# [Problem]
Write the data out again exactly, dropping any images it holds.

# [Supplied records]
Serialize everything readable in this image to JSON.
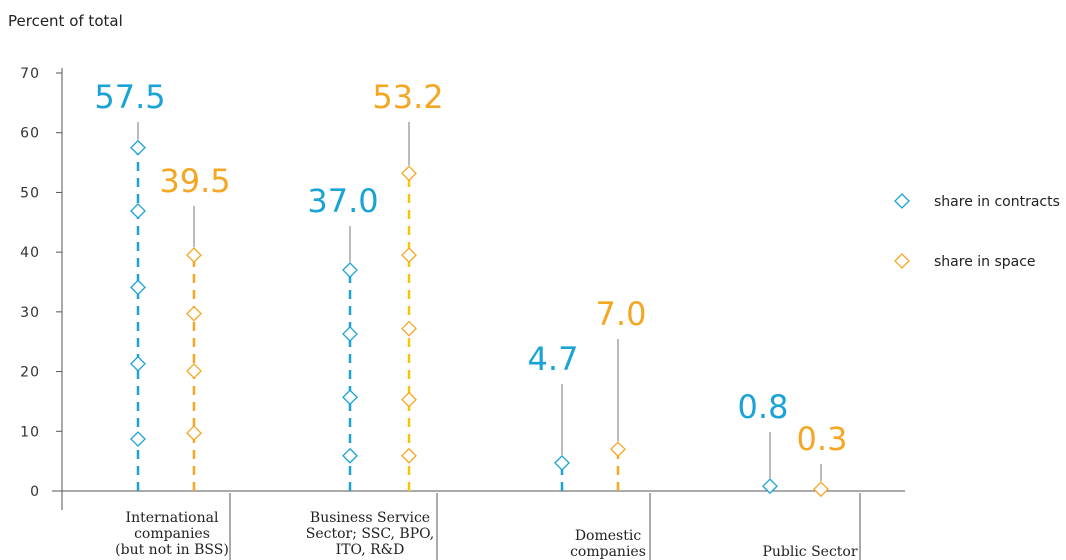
{
  "chart_data": {
    "type": "scatter",
    "ylabel": "Percent of total",
    "ylim": [
      0,
      70
    ],
    "yticks": [
      0,
      10,
      20,
      30,
      40,
      50,
      60,
      70
    ],
    "categories": [
      [
        "International",
        "companies",
        "(but not in BSS)"
      ],
      [
        "Business Service",
        "Sector; SSC, BPO,",
        "ITO, R&D"
      ],
      [
        "Domestic",
        "companies"
      ],
      [
        "Public Sector"
      ]
    ],
    "series": [
      {
        "name": "share in contracts",
        "color": "#1aa3d6",
        "totals": [
          57.5,
          37.0,
          4.7,
          0.8
        ],
        "points": [
          [
            8.7,
            21.3,
            34.1,
            46.9,
            57.5
          ],
          [
            5.9,
            15.7,
            26.3,
            37.0
          ],
          [
            4.7
          ],
          [
            0.8
          ]
        ]
      },
      {
        "name": "share in space",
        "color": "#f5a623",
        "totals": [
          39.5,
          53.2,
          7.0,
          0.3
        ],
        "points": [
          [
            9.7,
            20.1,
            29.7,
            39.5
          ],
          [
            5.9,
            15.3,
            27.2,
            39.5,
            53.2
          ],
          [
            7.0
          ],
          [
            0.3
          ]
        ]
      }
    ],
    "total_labels": [
      [
        "57.5",
        "39.5"
      ],
      [
        "37.0",
        "53.2"
      ],
      [
        "4.7",
        "7.0"
      ],
      [
        "0.8",
        "0.3"
      ]
    ],
    "legend": [
      "share in contracts",
      "share in space"
    ],
    "legend_position": "right"
  }
}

# [Solution to this exercise]
Serialize everything readable in this image to JSON.
{
  "chart_data": {
    "type": "scatter",
    "ylabel": "Percent of total",
    "ylim": [
      0,
      70
    ],
    "yticks": [
      0,
      10,
      20,
      30,
      40,
      50,
      60,
      70
    ],
    "categories": [
      [
        "International",
        "companies",
        "(but not in BSS)"
      ],
      [
        "Business Service",
        "Sector; SSC, BPO,",
        "ITO, R&D"
      ],
      [
        "Domestic",
        "companies"
      ],
      [
        "Public Sector"
      ]
    ],
    "series": [
      {
        "name": "share in contracts",
        "color": "#1aa3d6",
        "totals": [
          57.5,
          37.0,
          4.7,
          0.8
        ],
        "points": [
          [
            8.7,
            21.3,
            34.1,
            46.9,
            57.5
          ],
          [
            5.9,
            15.7,
            26.3,
            37.0
          ],
          [
            4.7
          ],
          [
            0.8
          ]
        ]
      },
      {
        "name": "share in space",
        "color": "#f5a623",
        "totals": [
          39.5,
          53.2,
          7.0,
          0.3
        ],
        "points": [
          [
            9.7,
            20.1,
            29.7,
            39.5
          ],
          [
            5.9,
            15.3,
            27.2,
            39.5,
            53.2
          ],
          [
            7.0
          ],
          [
            0.3
          ]
        ]
      }
    ],
    "total_labels": [
      [
        "57.5",
        "39.5"
      ],
      [
        "37.0",
        "53.2"
      ],
      [
        "4.7",
        "7.0"
      ],
      [
        "0.8",
        "0.3"
      ]
    ],
    "legend": [
      "share in contracts",
      "share in space"
    ],
    "legend_position": "right"
  }
}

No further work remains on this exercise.